> **Directive 1**
In the bug report about MinariExperienceReplay, which module does the author suggest importing split_trajectories from instead?

> **Quoted text**
● ● ●

Skip to content

[BUG] MinariExperienceReplay imports non existent function from pytorch/rl #3021

Open
@marcosgalleterobbva

Description

@marcosgalleterobbva

Describe the bug

I am trying to run a MinariExperienceReplay with split trajectories applied, but I am running into a very dumb looking error. Is it possible that this line ->

from torchrl.objectives.utils import split_trajectories

must get substituted by this line?

from torchrl.collectors.utils import split_trajectories

because the function that we are trying to import does not exist.

---------------------------------------------------------------------------
ImportError                               Traceback (most recent call last)
Cell In[4], [line 147](vscode-notebook-cell:?execution_count=4&line=147)
    [144](vscode-notebook-cell:?execution_count=4&line=144)     print("✅ Training complete!")
    [146](vscode-notebook-cell:?execution_count=4&line=146) if __name__ == "__main__":
--> [147](vscode-notebook-cell:?execution_count=4&line=147)     train_cql_babyai()

Cell In[4], [line 90](vscode-notebook-cell:?execution_count=4&line=90)
     [87](vscode-notebook-cell:?execution_count=4&line=87) device = torch.device("cuda" if torch.cuda.is_available() else "cpu")
     [89](vscode-notebook-cell:?execution_count=4&line=89) # Load replay buffer
---> [90](vscode-notebook-cell:?execution_count=4&line=90) buffer = MinariExperienceReplay(
     [91](vscode-notebook-cell:?execution_count=4&line=91)     dataset_id=dataset_id,
     [92](vscode-notebook-cell:?execution_count=4&line=92)     batch_size=batch_size,
     [93](vscode-notebook-cell:?execution_count=4&line=93)     download=True,
     [94](vscode-notebook-cell:?execution_count=4&line=94)     split_trajs=True,
     [95](vscode-notebook-cell:?execution_count=4&line=95)     root=f"{os.getenv('HOME')}/.minari/datasets"

● ● ●

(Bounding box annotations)
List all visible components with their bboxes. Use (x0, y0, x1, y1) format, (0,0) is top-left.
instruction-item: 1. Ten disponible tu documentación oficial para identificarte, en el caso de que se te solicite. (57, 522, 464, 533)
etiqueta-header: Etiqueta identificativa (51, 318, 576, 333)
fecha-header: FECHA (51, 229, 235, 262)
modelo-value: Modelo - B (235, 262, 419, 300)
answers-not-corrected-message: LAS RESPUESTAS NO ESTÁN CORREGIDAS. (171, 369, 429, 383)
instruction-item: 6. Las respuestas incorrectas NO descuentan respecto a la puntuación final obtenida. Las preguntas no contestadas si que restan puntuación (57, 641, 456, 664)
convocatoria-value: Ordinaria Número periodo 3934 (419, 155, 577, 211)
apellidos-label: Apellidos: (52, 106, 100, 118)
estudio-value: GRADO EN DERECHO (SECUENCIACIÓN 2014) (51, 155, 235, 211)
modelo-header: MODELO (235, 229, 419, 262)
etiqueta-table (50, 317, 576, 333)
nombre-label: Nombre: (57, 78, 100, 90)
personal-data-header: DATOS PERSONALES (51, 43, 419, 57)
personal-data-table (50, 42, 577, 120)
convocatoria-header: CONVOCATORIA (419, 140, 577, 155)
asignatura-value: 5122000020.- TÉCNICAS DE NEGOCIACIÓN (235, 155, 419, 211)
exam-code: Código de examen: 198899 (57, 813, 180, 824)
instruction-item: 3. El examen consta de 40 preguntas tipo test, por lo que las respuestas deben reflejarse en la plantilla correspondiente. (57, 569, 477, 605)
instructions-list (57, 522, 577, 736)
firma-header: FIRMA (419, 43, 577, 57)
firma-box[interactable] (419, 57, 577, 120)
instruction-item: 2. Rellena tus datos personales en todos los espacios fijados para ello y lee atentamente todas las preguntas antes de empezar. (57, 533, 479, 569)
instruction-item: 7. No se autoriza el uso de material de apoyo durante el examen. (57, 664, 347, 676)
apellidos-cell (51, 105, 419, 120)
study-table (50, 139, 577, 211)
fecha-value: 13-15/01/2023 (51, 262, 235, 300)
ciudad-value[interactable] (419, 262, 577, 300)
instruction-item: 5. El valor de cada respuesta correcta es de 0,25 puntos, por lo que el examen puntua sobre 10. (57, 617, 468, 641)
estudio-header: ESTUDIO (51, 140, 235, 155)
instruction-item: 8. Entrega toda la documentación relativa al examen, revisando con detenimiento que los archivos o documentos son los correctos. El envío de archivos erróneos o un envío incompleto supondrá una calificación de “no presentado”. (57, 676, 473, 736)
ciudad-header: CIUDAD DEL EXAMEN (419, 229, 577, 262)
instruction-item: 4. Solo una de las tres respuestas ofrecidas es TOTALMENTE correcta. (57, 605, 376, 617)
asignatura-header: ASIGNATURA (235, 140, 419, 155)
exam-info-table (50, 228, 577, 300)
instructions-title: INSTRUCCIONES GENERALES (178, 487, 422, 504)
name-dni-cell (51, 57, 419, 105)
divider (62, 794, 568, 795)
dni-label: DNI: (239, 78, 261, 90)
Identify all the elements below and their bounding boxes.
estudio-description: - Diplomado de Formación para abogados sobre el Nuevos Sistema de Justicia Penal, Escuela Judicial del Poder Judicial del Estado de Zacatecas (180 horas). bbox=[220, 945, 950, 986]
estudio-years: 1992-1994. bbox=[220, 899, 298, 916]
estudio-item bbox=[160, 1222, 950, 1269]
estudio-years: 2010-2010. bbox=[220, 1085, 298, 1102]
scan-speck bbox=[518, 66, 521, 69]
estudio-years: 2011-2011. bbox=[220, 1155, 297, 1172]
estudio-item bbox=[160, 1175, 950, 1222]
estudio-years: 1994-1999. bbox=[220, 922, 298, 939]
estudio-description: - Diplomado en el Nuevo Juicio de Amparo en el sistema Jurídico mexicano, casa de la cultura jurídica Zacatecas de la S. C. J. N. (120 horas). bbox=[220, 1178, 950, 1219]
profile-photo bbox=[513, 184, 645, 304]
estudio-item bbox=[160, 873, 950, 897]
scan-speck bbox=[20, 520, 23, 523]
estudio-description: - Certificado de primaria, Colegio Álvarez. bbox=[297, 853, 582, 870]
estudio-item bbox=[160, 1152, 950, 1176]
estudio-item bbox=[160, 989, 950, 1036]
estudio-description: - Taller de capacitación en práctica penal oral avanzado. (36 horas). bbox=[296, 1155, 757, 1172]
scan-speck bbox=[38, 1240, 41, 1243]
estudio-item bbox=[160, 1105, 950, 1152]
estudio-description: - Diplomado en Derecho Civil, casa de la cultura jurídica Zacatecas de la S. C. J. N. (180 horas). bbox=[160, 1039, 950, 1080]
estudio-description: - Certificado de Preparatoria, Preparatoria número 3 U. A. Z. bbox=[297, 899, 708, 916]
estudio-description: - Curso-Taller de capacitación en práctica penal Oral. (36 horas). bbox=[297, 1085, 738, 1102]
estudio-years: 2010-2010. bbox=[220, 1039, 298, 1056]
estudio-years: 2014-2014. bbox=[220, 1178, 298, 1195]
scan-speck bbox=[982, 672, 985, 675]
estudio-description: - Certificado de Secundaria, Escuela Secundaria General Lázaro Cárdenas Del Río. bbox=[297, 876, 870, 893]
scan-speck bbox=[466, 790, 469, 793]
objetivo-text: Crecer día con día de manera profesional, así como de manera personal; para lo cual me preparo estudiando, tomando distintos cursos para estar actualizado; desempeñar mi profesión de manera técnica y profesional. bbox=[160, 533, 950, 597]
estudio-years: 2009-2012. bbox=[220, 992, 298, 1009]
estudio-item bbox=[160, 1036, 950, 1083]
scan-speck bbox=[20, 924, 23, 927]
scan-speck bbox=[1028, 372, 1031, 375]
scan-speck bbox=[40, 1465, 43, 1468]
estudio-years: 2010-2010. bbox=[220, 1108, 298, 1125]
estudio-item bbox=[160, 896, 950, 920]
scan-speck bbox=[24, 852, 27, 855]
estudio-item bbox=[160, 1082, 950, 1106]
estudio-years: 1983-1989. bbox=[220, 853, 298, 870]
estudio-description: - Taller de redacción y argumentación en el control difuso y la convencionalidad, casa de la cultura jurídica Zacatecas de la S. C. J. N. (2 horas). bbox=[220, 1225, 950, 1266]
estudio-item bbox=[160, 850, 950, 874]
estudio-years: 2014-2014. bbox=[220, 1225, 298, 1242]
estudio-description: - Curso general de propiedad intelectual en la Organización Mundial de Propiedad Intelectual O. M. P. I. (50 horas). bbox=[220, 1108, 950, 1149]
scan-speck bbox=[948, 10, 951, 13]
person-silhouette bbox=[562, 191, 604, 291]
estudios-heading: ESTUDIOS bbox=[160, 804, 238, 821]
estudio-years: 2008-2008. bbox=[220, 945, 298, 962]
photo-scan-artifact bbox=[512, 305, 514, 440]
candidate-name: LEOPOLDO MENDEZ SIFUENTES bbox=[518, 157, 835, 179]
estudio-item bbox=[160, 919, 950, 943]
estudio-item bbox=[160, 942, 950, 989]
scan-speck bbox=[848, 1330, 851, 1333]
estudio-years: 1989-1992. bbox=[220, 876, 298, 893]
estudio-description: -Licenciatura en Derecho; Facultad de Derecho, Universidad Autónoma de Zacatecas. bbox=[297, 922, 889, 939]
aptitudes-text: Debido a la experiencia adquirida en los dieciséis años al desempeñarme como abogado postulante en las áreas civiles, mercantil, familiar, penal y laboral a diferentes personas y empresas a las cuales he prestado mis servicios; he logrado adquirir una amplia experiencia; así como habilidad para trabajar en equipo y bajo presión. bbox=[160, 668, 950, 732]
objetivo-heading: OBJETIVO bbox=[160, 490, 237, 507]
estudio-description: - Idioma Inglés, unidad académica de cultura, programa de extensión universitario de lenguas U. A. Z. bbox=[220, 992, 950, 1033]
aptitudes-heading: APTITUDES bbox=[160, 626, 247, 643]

● ● ●

> **Directive 2**
Update the records from the first line down to the line containing "modelo-value: Modelo - B (235, 262, 419, 300)", both included, so that "components" becomes "elements" and nothing else changes, and give back only those lines.

> **Complete response 1**
From torchrl.collectors.utils, instead of torchrl.objectives.utils.

> **Complete response 2**
List all visible elements with their bboxes. Use (x0, y0, x1, y1) format, (0,0) is top-left.
instruction-item: 1. Ten disponible tu documentación oficial para identificarte, en el caso de que se te solicite. (57, 522, 464, 533)
etiqueta-header: Etiqueta identificativa (51, 318, 576, 333)
fecha-header: FECHA (51, 229, 235, 262)
modelo-value: Modelo - B (235, 262, 419, 300)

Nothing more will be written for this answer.